§ Goal
Copy every record below exactly.

§ Data lines

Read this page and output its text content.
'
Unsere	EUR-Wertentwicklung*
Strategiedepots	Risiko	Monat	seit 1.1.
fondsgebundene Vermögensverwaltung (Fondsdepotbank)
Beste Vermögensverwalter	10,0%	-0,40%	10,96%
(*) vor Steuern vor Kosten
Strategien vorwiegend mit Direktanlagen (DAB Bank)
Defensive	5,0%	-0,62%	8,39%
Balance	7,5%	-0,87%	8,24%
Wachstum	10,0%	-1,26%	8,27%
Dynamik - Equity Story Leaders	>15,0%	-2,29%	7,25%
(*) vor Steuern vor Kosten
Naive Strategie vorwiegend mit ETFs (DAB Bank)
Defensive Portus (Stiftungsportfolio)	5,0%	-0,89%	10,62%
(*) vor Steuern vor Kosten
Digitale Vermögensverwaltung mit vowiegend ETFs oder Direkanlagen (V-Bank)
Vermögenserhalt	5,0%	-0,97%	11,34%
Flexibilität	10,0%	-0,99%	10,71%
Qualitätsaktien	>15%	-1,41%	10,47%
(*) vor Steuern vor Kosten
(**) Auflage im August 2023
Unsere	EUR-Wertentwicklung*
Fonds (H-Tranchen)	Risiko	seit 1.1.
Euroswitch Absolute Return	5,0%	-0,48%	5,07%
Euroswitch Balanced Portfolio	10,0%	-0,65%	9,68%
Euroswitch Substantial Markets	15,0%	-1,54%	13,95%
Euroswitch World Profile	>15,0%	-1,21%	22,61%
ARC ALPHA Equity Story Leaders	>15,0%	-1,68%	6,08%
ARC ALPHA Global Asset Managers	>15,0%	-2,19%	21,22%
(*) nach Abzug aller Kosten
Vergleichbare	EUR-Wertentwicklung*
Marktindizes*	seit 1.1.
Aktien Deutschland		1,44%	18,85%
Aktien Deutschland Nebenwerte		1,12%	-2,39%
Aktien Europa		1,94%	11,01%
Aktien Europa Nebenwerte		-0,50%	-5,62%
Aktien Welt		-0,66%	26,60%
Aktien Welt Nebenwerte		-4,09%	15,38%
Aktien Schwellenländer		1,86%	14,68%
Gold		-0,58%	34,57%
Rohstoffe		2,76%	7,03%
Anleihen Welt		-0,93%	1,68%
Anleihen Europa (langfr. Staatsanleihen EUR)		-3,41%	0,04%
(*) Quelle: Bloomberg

§ Response to the exercise
Read this page and output its text content.
'
Unsere	EUR-Wertentwicklung*
Strategiedepots	Risiko	Monat	seit 1.1.
fondsgebundene Vermögensverwaltung (Fondsdepotbank)
Beste Vermögensverwalter	10,0%	-0,40%	10,96%
(*) vor Steuern vor Kosten
Strategien vorwiegend mit Direktanlagen (DAB Bank)
Defensive	5,0%	-0,62%	8,39%
Balance	7,5%	-0,87%	8,24%
Wachstum	10,0%	-1,26%	8,27%
Dynamik - Equity Story Leaders	>15,0%	-2,29%	7,25%
(*) vor Steuern vor Kosten
Naive Strategie vorwiegend mit ETFs (DAB Bank)
Defensive Portus (Stiftungsportfolio)	5,0%	-0,89%	10,62%
(*) vor Steuern vor Kosten
Digitale Vermögensverwaltung mit vowiegend ETFs oder Direkanlagen (V-Bank)
Vermögenserhalt	5,0%	-0,97%	11,34%
Flexibilität	10,0%	-0,99%	10,71%
Qualitätsaktien	>15%	-1,41%	10,47%
(*) vor Steuern vor Kosten
(**) Auflage im August 2023
Unsere	EUR-Wertentwicklung*
Fonds (H-Tranchen)	Risiko	seit 1.1.
Euroswitch Absolute Return	5,0%	-0,48%	5,07%
Euroswitch Balanced Portfolio	10,0%	-0,65%	9,68%
Euroswitch Substantial Markets	15,0%	-1,54%	13,95%
Euroswitch World Profile	>15,0%	-1,21%	22,61%
ARC ALPHA Equity Story Leaders	>15,0%	-1,68%	6,08%
ARC ALPHA Global Asset Managers	>15,0%	-2,19%	21,22%
(*) nach Abzug aller Kosten
Vergleichbare	EUR-Wertentwicklung*
Marktindizes*	seit 1.1.
Aktien Deutschland		1,44%	18,85%
Aktien Deutschland Nebenwerte		1,12%	-2,39%
Aktien Europa		1,94%	11,01%
Aktien Europa Nebenwerte		-0,50%	-5,62%
Aktien Welt		-0,66%	26,60%
Aktien Welt Nebenwerte		-4,09%	15,38%
Aktien Schwellenländer		1,86%	14,68%
Gold		-0,58%	34,57%
Rohstoffe		2,76%	7,03%
Anleihen Welt		-0,93%	1,68%
Anleihen Europa (langfr. Staatsanleihen EUR)		-3,41%	0,04%
(*) Quelle: Bloomberg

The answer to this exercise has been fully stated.